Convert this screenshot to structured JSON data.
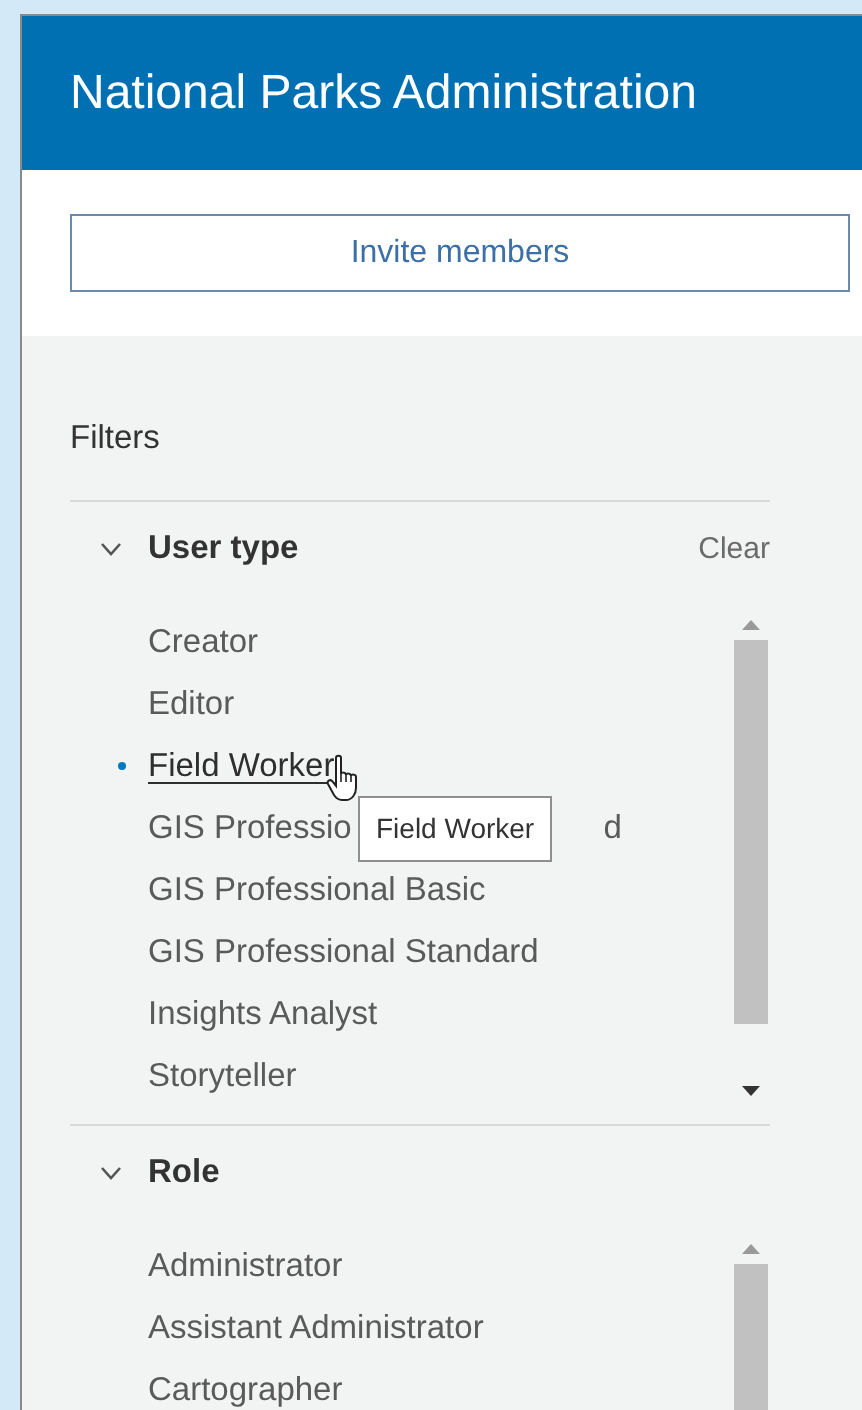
{
  "header": {
    "title": "National Parks Administration"
  },
  "invite_button": {
    "label": "Invite members"
  },
  "filters": {
    "title": "Filters",
    "groups": [
      {
        "title": "User type",
        "expanded": true,
        "clear": "Clear",
        "items": [
          {
            "label": "Creator",
            "selected": false
          },
          {
            "label": "Editor",
            "selected": false
          },
          {
            "label": "Field Worker",
            "selected": true
          },
          {
            "label": "GIS Professio",
            "label_tail": "d",
            "selected": false
          },
          {
            "label": "GIS Professional Basic",
            "selected": false
          },
          {
            "label": "GIS Professional Standard",
            "selected": false
          },
          {
            "label": "Insights Analyst",
            "selected": false
          },
          {
            "label": "Storyteller",
            "selected": false
          }
        ],
        "tooltip": "Field Worker"
      },
      {
        "title": "Role",
        "expanded": true,
        "items": [
          {
            "label": "Administrator",
            "selected": false
          },
          {
            "label": "Assistant Administrator",
            "selected": false
          },
          {
            "label": "Cartographer",
            "selected": false
          }
        ]
      }
    ]
  }
}
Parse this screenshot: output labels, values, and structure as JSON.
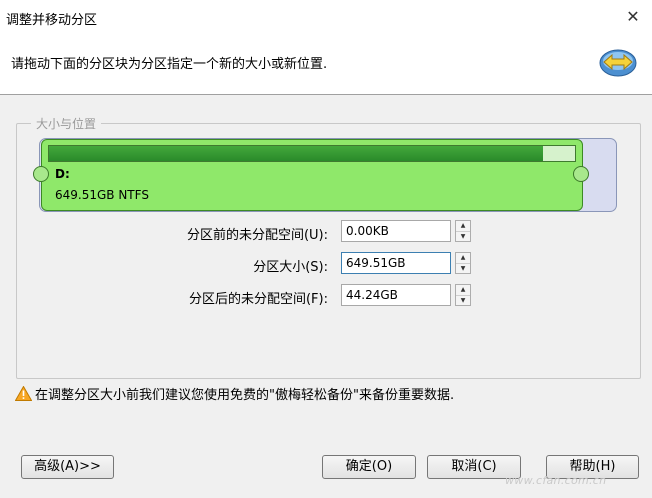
{
  "window": {
    "title": "调整并移动分区",
    "close_icon": "close-icon"
  },
  "header": {
    "instruction": "请拖动下面的分区块为分区指定一个新的大小或新位置.",
    "icon": "resize-arrows-icon"
  },
  "group": {
    "label": "大小与位置"
  },
  "partition": {
    "name": "D:",
    "info": "649.51GB NTFS",
    "used_fraction": 0.94,
    "color": "#8fe86a"
  },
  "fields": [
    {
      "label": "分区前的未分配空间(U):",
      "value": "0.00KB"
    },
    {
      "label": "分区大小(S):",
      "value": "649.51GB"
    },
    {
      "label": "分区后的未分配空间(F):",
      "value": "44.24GB"
    }
  ],
  "warning": {
    "text": "在调整分区大小前我们建议您使用免费的\"傲梅轻松备份\"来备份重要数据.",
    "icon": "warning-icon"
  },
  "buttons": {
    "advanced": "高级(A)>>",
    "ok": "确定(O)",
    "cancel": "取消(C)",
    "help": "帮助(H)"
  },
  "watermark": "www.cfan.com.cn"
}
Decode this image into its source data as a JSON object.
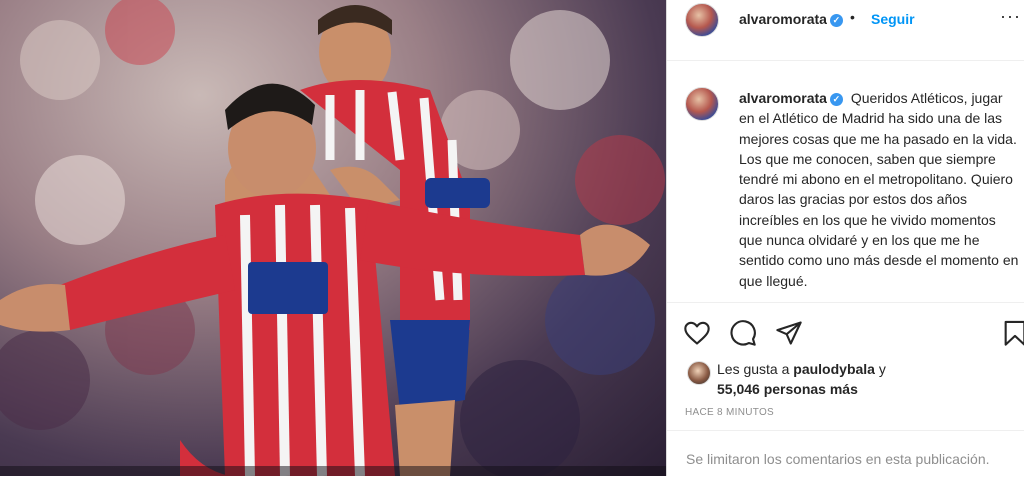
{
  "post": {
    "image_alt": "Two football players in red and white striped jerseys celebrating"
  },
  "header": {
    "username": "alvaromorata",
    "separator": "•",
    "follow_label": "Seguir",
    "more_label": "···"
  },
  "caption": {
    "username": "alvaromorata",
    "text": "Queridos Atléticos, jugar en el Atlético de Madrid ha sido una de las mejores cosas que me ha pasado en la vida. Los que me conocen, saben que siempre tendré mi abono en el metropolitano. Quiero daros las gracias por estos dos años increíbles en los que he vivido momentos que nunca olvidaré y en los que me he sentido como uno más desde el momento en que llegué."
  },
  "likes": {
    "prefix": "Les gusta a",
    "user": "paulodybala",
    "suffix": "y",
    "count_text": "55,046 personas más"
  },
  "timestamp": "HACE 8 MINUTOS",
  "comments_disabled": "Se limitaron los comentarios en esta publicación.",
  "icons": [
    "heart-icon",
    "comment-icon",
    "share-icon",
    "bookmark-icon",
    "verified-icon",
    "more-icon"
  ],
  "colors": {
    "link_blue": "#0095f6",
    "verified_blue": "#3897f0",
    "muted_gray": "#8e8e8e",
    "text": "#262626"
  }
}
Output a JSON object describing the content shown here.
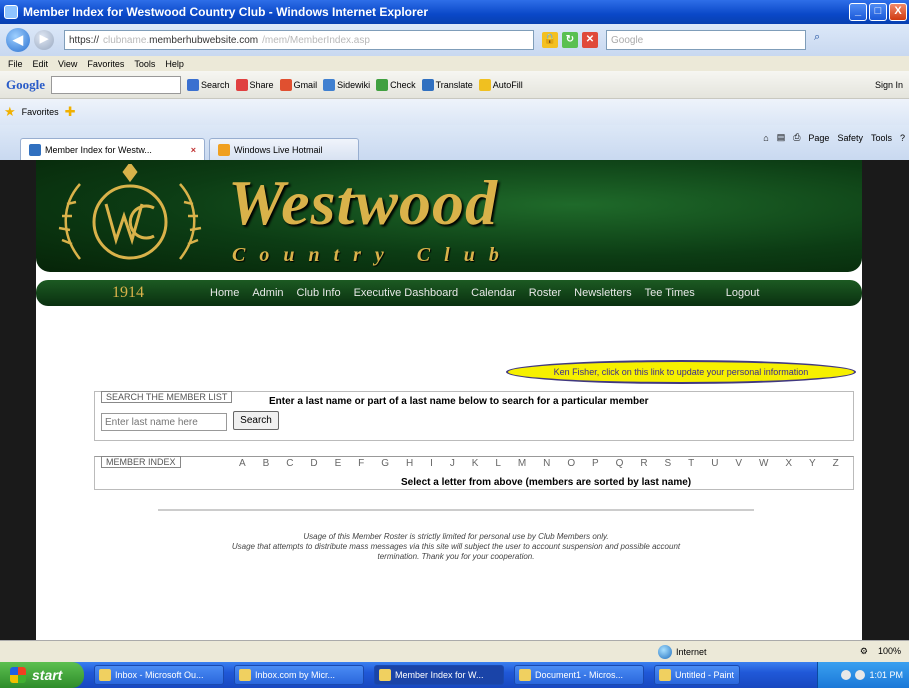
{
  "window": {
    "title": "Member Index for Westwood Country Club - Windows Internet Explorer",
    "min": "_",
    "max": "□",
    "close": "X"
  },
  "addressbar": {
    "url_prefix": "https://",
    "url_domain": "memberhubwebsite.com",
    "url_blur_left": "clubname.",
    "url_blur_right": "/mem/MemberIndex.asp",
    "search_placeholder": "Google",
    "back_icon": "back-arrow-icon",
    "forward_icon": "forward-arrow-icon"
  },
  "menubar": {
    "items": [
      "File",
      "Edit",
      "View",
      "Favorites",
      "Tools",
      "Help"
    ]
  },
  "googlebar": {
    "logo": "Google",
    "items": [
      "Search",
      "Share",
      "Gmail",
      "Sidewiki",
      "Check",
      "Translate",
      "AutoFill"
    ],
    "right": "Sign In"
  },
  "favbar": {
    "label": "Favorites"
  },
  "tabs": [
    {
      "label": "Member Index for Westw..."
    },
    {
      "label": "Windows Live Hotmail"
    }
  ],
  "commandbar": {
    "items": [
      "Page",
      "Safety",
      "Tools"
    ]
  },
  "site": {
    "brand_title": "Westwood",
    "brand_sub": "Country Club",
    "year": "1914",
    "nav": [
      "Home",
      "Admin",
      "Club Info",
      "Executive Dashboard",
      "Calendar",
      "Roster",
      "Newsletters",
      "Tee Times",
      "Logout"
    ],
    "notice": "Ken Fisher, click on this link to update your personal information"
  },
  "search": {
    "legend": "SEARCH THE MEMBER LIST",
    "instruction": "Enter a last name or part of a last name below to search for a particular member",
    "input_placeholder": "Enter last name here",
    "button": "Search"
  },
  "index": {
    "legend": "MEMBER INDEX",
    "letters": [
      "A",
      "B",
      "C",
      "D",
      "E",
      "F",
      "G",
      "H",
      "I",
      "J",
      "K",
      "L",
      "M",
      "N",
      "O",
      "P",
      "Q",
      "R",
      "S",
      "T",
      "U",
      "V",
      "W",
      "X",
      "Y",
      "Z"
    ],
    "instruction": "Select a letter from above (members are sorted by last name)"
  },
  "disclaimer": {
    "line1": "Usage of this Member Roster is strictly limited for personal use by Club Members only.",
    "line2": "Usage that attempts to distribute mass messages via this site will subject the user to account suspension and possible account",
    "line3": "termination. Thank you for your cooperation."
  },
  "statusbar": {
    "zone": "Internet",
    "zoom": "100%"
  },
  "taskbar": {
    "start": "start",
    "tasks": [
      "Inbox - Microsoft Ou...",
      "Inbox.com by Micr...",
      "Member Index for W...",
      "Document1 - Micros...",
      "Untitled - Paint"
    ],
    "clock": "1:01 PM"
  }
}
# # # # #
Written problem: Report how many lines of the preceding records include "instruction". Output the number only.

Written reply: 3